┏━━

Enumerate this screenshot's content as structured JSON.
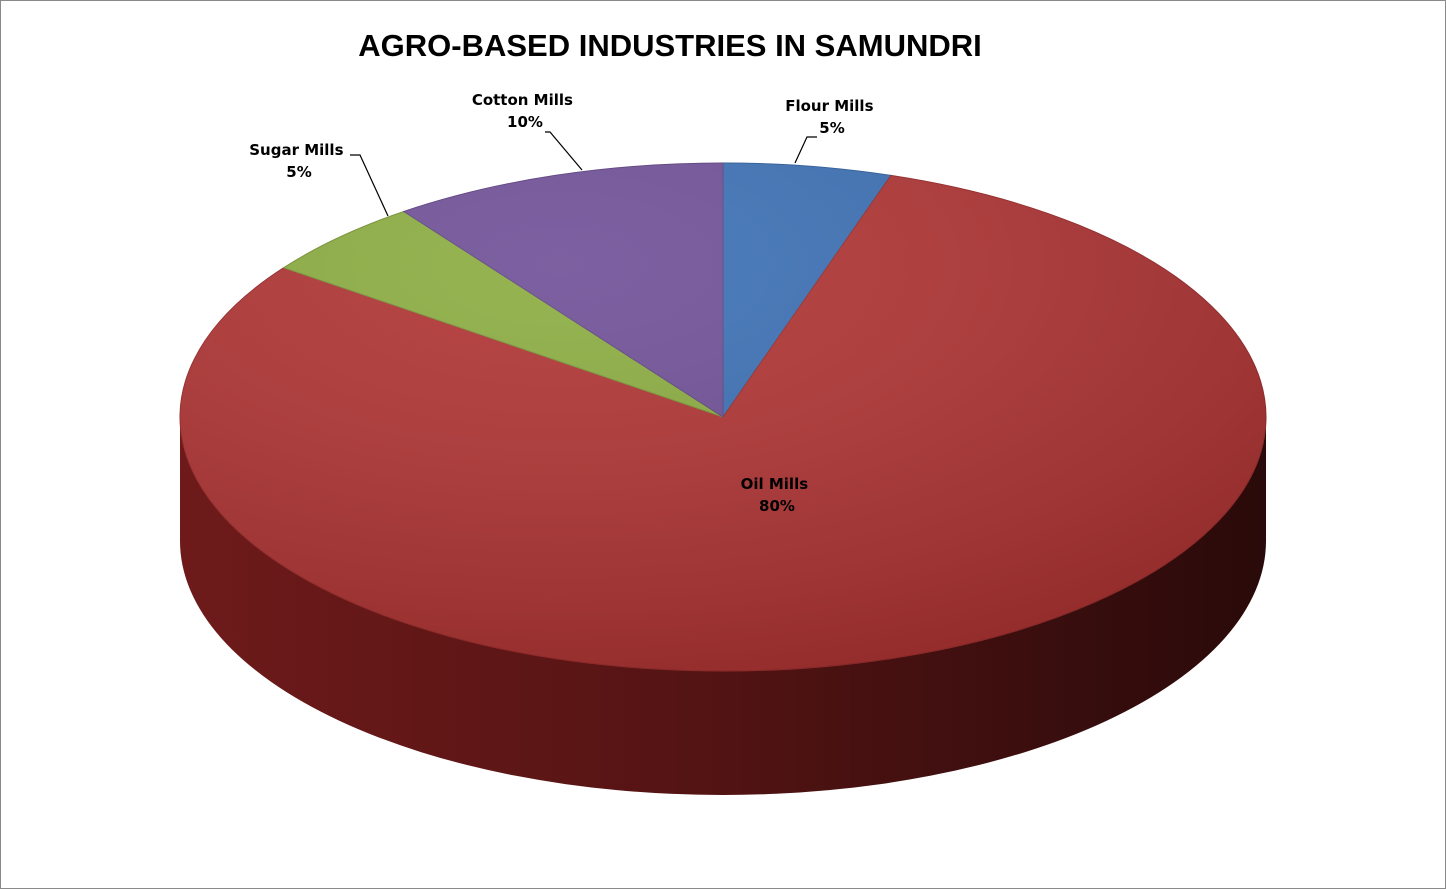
{
  "chart_data": {
    "type": "pie",
    "title": "AGRO-BASED INDUSTRIES IN SAMUNDRI",
    "slices": [
      {
        "label": "Flour Mills",
        "value": 5,
        "value_label": "5%",
        "color": "#3a6fb5"
      },
      {
        "label": "Oil Mills",
        "value": 80,
        "value_label": "80%",
        "color": "#b03232"
      },
      {
        "label": "Sugar Mills",
        "value": 5,
        "value_label": "5%",
        "color": "#8aac3e"
      },
      {
        "label": "Cotton Mills",
        "value": 10,
        "value_label": "10%",
        "color": "#6e4e96"
      }
    ],
    "start_angle_deg": 0,
    "direction": "clockwise",
    "style": "3d",
    "legend": "none"
  }
}
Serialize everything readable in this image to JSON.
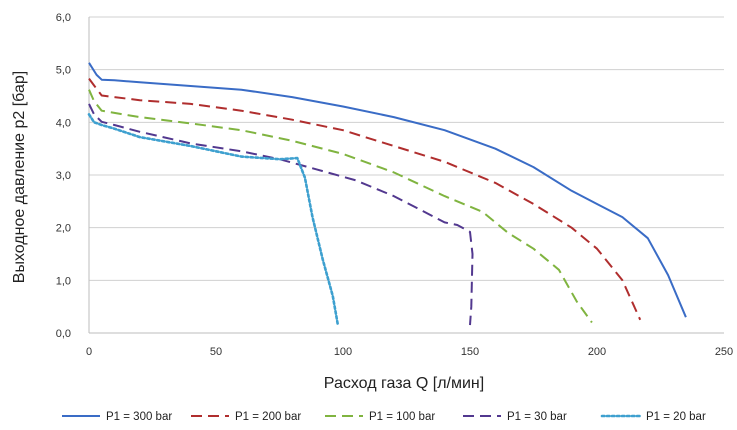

┗━━

### To be done
Leaving the pictures aside, transcribe the entire listing exactly.

### Task response
Enumerate this screenshot's content as structured JSON.
{
  "chart_data": {
    "type": "pie",
    "title": "AGRO-BASED INDUSTRIES IN SAMUNDRI",
    "slices": [
      {
        "label": "Flour Mills",
        "value": 5,
        "value_label": "5%",
        "color": "#3a6fb5"
      },
      {
        "label": "Oil Mills",
        "value": 80,
        "value_label": "80%",
        "color": "#b03232"
      },
      {
        "label": "Sugar Mills",
        "value": 5,
        "value_label": "5%",
        "color": "#8aac3e"
      },
      {
        "label": "Cotton Mills",
        "value": 10,
        "value_label": "10%",
        "color": "#6e4e96"
      }
    ],
    "start_angle_deg": 0,
    "direction": "clockwise",
    "style": "3d",
    "legend": "none"
  }
}
Serialize everything readable in this image to JSON.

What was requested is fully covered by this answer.